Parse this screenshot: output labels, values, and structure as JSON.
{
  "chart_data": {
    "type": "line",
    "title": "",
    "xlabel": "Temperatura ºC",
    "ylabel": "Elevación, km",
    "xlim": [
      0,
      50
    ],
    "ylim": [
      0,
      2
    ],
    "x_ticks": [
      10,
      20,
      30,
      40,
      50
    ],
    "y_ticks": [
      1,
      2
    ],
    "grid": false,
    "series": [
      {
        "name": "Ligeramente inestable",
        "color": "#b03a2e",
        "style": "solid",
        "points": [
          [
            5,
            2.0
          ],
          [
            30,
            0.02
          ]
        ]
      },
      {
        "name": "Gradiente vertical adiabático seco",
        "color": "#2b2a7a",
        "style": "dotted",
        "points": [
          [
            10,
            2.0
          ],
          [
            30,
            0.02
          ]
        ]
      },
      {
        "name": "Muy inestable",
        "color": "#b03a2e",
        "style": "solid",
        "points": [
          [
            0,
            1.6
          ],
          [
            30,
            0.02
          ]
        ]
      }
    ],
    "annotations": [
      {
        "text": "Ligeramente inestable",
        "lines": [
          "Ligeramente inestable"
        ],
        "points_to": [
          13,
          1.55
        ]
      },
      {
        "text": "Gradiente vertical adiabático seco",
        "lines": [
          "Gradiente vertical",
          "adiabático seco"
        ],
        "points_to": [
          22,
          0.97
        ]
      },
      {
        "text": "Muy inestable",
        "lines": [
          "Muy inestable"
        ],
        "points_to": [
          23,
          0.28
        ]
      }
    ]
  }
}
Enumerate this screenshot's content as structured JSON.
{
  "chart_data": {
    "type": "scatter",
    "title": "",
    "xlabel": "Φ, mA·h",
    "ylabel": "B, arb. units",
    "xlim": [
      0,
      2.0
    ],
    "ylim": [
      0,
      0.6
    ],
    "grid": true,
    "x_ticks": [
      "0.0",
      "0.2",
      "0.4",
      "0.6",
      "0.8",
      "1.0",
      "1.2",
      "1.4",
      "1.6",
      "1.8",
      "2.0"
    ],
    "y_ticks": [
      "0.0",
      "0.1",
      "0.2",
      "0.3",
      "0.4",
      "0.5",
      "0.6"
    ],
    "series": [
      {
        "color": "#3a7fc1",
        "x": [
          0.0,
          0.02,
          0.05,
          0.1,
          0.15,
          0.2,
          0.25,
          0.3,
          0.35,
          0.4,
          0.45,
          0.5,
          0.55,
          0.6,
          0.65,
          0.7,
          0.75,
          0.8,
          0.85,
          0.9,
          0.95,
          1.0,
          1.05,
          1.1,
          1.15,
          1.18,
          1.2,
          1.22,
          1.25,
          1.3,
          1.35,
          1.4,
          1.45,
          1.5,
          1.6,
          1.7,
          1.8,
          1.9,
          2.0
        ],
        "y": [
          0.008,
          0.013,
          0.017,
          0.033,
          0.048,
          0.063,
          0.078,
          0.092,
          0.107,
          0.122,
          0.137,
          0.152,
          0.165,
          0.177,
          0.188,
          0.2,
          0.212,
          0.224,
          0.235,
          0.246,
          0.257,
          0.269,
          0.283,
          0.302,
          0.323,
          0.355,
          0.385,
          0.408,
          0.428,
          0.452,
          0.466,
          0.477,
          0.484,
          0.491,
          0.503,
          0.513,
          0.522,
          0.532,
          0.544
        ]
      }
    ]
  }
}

[Exercise]: Retype the data exactly as given.

[Full answer]:
Parse this screenshot: output labels, values, and structure as JSON.
{
  "chart_data": {
    "type": "line",
    "title": "",
    "xlabel": "Temperatura ºC",
    "ylabel": "Elevación, km",
    "xlim": [
      0,
      50
    ],
    "ylim": [
      0,
      2
    ],
    "x_ticks": [
      10,
      20,
      30,
      40,
      50
    ],
    "y_ticks": [
      1,
      2
    ],
    "grid": false,
    "series": [
      {
        "name": "Ligeramente inestable",
        "color": "#b03a2e",
        "style": "solid",
        "points": [
          [
            5,
            2.0
          ],
          [
            30,
            0.02
          ]
        ]
      },
      {
        "name": "Gradiente vertical adiabático seco",
        "color": "#2b2a7a",
        "style": "dotted",
        "points": [
          [
            10,
            2.0
          ],
          [
            30,
            0.02
          ]
        ]
      },
      {
        "name": "Muy inestable",
        "color": "#b03a2e",
        "style": "solid",
        "points": [
          [
            0,
            1.6
          ],
          [
            30,
            0.02
          ]
        ]
      }
    ],
    "annotations": [
      {
        "text": "Ligeramente inestable",
        "lines": [
          "Ligeramente inestable"
        ],
        "points_to": [
          13,
          1.55
        ]
      },
      {
        "text": "Gradiente vertical adiabático seco",
        "lines": [
          "Gradiente vertical",
          "adiabático seco"
        ],
        "points_to": [
          22,
          0.97
        ]
      },
      {
        "text": "Muy inestable",
        "lines": [
          "Muy inestable"
        ],
        "points_to": [
          23,
          0.28
        ]
      }
    ]
  }
}
Enumerate this screenshot's content as structured JSON.
{
  "chart_data": {
    "type": "scatter",
    "title": "",
    "xlabel": "Φ, mA·h",
    "ylabel": "B, arb. units",
    "xlim": [
      0,
      2.0
    ],
    "ylim": [
      0,
      0.6
    ],
    "grid": true,
    "x_ticks": [
      "0.0",
      "0.2",
      "0.4",
      "0.6",
      "0.8",
      "1.0",
      "1.2",
      "1.4",
      "1.6",
      "1.8",
      "2.0"
    ],
    "y_ticks": [
      "0.0",
      "0.1",
      "0.2",
      "0.3",
      "0.4",
      "0.5",
      "0.6"
    ],
    "series": [
      {
        "color": "#3a7fc1",
        "x": [
          0.0,
          0.02,
          0.05,
          0.1,
          0.15,
          0.2,
          0.25,
          0.3,
          0.35,
          0.4,
          0.45,
          0.5,
          0.55,
          0.6,
          0.65,
          0.7,
          0.75,
          0.8,
          0.85,
          0.9,
          0.95,
          1.0,
          1.05,
          1.1,
          1.15,
          1.18,
          1.2,
          1.22,
          1.25,
          1.3,
          1.35,
          1.4,
          1.45,
          1.5,
          1.6,
          1.7,
          1.8,
          1.9,
          2.0
        ],
        "y": [
          0.008,
          0.013,
          0.017,
          0.033,
          0.048,
          0.063,
          0.078,
          0.092,
          0.107,
          0.122,
          0.137,
          0.152,
          0.165,
          0.177,
          0.188,
          0.2,
          0.212,
          0.224,
          0.235,
          0.246,
          0.257,
          0.269,
          0.283,
          0.302,
          0.323,
          0.355,
          0.385,
          0.408,
          0.428,
          0.452,
          0.466,
          0.477,
          0.484,
          0.491,
          0.503,
          0.513,
          0.522,
          0.532,
          0.544
        ]
      }
    ]
  }
}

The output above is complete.